## Job 1:
Copy, word for word, the part of the forum thread on negation searches below, starting at "Any help would" and ending at "this new analyzer.".
## Job 2:
Answer these questions from the forum thread on negation searches below:
(a) Which Lucene version constant does the posted code pass to the analyzer?
(b) According to Jack Krupansky, what must be used for both indexing and query?
(c) What three example strings did Natalia need to find?

## Document passage:
:::

You are viewing a plain text version of this content. The canonical link for it is here.
Posted to java-user@lucene.apache.org by Natalia Connolly <na...@gmail.com> on 2014/03/17 20:02:26 UTC

How to search for terms containing negation

Hi All,

   Is there any way I could construct a query that would not automatically
exclude negation terms (such as "no", "not", etc)?  For example, I need to
find strings like "not happy", "no idea", "never available".   I tried
using a simple analyzer with combinations such as "not AND happy", and
similar patterns, but it does not work.

   Any help would be appreciated!

   Natalia

Re: How to search for terms containing negation

Posted by Jack Krupansky <ja...@basetechnology.com>.
Of course - you need to use the same analyzer for both indexing and query. 
So, just reindex your data with this new analyzer.

-- Jack Krupansky

-----Original Message----- 
From: Natalia Connolly
Sent: Tuesday, March 18, 2014 10:37 AM
To: java-user@lucene.apache.org
Subject: Re: How to search for terms containing negation

I am afraid this did not work, Tri.  Here's what I tried:

List<String> words = new ArrayList();
Boolean ignoreCase = true;
CharArraySet emptyset = new
CharArraySet(Version.LUCENE_47,words,ignoreCase);
Analyzer analyzer = new StandardAnalyzer(Version.LUCENE_47,emptyset);

Here's what happens:

Searching for: no
0 total matching documents
Searching for: not
0 total matching documents

even though I know the documents contain plenty of "no" and "not"s.

Could the problem be more upstream (i.e., words like this aren't even
indexed?)

:::

## Items:
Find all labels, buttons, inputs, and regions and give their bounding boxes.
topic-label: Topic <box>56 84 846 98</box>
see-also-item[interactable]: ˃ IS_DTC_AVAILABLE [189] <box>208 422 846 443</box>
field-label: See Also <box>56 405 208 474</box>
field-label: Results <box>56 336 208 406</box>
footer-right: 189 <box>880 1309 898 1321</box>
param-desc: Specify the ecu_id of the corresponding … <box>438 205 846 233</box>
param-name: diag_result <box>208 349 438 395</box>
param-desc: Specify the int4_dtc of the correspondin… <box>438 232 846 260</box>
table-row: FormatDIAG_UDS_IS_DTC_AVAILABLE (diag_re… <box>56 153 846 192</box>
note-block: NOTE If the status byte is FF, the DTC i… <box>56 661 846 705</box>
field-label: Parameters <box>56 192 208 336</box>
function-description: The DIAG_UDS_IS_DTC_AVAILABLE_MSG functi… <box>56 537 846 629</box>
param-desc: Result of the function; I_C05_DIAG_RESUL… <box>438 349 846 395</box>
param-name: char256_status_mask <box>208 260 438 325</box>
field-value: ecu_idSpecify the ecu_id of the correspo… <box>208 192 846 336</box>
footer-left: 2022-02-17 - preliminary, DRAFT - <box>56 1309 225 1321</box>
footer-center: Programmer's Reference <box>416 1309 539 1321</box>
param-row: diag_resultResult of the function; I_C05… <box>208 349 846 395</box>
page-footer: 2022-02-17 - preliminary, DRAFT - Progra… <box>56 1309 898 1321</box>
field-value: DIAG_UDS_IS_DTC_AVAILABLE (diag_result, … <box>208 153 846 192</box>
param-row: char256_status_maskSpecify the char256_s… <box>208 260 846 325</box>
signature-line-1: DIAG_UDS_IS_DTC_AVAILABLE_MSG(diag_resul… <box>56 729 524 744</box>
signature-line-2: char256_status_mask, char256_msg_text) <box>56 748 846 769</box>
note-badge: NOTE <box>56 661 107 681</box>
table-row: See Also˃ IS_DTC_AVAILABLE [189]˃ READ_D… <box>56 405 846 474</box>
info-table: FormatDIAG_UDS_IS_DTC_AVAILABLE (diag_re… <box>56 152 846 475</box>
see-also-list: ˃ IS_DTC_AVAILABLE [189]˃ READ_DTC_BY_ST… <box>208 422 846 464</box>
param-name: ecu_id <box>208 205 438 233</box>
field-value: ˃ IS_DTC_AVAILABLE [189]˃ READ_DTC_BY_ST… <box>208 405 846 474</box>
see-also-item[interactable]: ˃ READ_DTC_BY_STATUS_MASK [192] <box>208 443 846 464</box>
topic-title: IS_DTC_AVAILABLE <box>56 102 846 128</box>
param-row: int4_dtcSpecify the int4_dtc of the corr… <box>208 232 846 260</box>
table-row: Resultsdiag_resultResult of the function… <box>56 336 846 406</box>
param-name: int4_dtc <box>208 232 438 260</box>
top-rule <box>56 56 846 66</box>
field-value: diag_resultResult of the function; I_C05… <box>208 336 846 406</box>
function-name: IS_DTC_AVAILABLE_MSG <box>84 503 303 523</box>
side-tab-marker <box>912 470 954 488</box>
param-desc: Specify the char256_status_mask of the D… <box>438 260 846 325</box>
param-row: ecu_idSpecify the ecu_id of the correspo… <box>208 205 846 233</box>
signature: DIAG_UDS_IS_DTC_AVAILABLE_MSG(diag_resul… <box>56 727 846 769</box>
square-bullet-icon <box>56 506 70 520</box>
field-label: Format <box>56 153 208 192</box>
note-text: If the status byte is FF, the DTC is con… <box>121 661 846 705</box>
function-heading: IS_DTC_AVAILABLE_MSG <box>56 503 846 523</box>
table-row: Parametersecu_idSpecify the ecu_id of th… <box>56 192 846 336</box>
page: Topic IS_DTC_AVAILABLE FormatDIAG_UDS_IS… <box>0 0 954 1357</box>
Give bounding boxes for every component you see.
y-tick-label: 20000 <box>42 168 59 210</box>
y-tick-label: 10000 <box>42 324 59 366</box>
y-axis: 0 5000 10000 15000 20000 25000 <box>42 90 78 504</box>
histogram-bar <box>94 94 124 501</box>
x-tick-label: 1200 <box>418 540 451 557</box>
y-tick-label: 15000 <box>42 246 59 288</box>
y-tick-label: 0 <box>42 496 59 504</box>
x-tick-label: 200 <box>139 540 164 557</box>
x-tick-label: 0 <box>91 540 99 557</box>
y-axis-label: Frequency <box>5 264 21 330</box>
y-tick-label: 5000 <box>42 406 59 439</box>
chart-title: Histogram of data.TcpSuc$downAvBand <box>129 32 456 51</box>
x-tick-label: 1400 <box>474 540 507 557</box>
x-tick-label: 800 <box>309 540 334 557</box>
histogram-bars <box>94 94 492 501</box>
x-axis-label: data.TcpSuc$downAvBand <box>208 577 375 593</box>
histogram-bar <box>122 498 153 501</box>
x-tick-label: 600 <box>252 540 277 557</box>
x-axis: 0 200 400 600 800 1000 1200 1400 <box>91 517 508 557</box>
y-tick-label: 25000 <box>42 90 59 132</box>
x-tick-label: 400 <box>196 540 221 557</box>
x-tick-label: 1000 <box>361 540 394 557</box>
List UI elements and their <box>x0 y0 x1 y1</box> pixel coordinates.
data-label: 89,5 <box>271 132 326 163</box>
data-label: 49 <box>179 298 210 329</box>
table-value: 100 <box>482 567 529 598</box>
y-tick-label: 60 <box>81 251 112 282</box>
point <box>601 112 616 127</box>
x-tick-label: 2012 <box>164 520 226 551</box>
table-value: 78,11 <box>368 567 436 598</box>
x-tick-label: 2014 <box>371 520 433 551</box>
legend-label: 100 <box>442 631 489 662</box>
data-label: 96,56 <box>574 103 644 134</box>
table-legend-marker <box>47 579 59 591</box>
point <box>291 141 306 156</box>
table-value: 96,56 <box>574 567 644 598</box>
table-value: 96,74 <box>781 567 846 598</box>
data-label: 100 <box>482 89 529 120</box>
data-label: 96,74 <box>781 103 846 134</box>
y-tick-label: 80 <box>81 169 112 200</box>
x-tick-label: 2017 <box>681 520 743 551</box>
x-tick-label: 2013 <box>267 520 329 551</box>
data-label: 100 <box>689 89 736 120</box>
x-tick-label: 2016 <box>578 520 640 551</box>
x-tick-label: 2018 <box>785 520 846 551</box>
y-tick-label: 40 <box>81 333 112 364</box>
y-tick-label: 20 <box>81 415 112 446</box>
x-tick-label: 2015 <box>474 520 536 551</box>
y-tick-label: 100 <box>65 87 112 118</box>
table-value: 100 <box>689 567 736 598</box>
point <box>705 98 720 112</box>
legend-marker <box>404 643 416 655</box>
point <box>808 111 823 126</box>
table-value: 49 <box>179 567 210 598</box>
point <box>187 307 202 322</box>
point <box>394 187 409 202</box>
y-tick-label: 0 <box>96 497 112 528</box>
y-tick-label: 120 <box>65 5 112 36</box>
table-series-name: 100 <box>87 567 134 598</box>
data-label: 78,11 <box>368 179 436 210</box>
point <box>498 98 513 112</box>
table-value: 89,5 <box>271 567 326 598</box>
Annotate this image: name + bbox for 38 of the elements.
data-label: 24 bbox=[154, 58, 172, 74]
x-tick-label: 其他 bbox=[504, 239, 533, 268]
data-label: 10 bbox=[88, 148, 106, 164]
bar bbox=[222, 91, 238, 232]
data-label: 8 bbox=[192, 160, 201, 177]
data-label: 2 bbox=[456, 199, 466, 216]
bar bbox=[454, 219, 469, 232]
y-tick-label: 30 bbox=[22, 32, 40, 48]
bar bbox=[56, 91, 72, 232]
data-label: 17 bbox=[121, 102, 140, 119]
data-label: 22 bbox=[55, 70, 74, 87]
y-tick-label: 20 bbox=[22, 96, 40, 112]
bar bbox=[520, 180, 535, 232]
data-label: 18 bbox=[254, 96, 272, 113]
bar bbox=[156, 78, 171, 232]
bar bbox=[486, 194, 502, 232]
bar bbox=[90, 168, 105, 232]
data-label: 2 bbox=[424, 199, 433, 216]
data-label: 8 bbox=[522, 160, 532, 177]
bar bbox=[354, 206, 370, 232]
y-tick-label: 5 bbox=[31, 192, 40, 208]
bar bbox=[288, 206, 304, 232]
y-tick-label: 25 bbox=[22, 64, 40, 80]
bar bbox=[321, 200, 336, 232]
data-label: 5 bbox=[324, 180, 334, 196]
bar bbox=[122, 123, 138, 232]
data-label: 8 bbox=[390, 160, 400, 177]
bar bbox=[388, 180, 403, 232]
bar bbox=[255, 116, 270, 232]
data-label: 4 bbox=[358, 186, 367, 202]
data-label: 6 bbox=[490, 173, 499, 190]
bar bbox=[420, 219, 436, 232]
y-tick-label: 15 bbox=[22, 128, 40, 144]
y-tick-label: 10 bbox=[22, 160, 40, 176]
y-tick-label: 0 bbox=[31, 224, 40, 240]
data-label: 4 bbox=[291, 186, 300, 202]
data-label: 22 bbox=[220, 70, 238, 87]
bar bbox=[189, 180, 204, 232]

:::

## Task response 1:
Any help would be appreciated!

   Natalia

Re: How to search for terms containing negation

Posted by Jack Krupansky <ja...@basetechnology.com>.
Of course - you need to use the same analyzer for both indexing and query. 
So, just reindex your data with this new analyzer.

## Task response 2:
(a) Version.LUCENE_47
(b) The same analyzer.
(c) "not happy", "no idea" and "never available".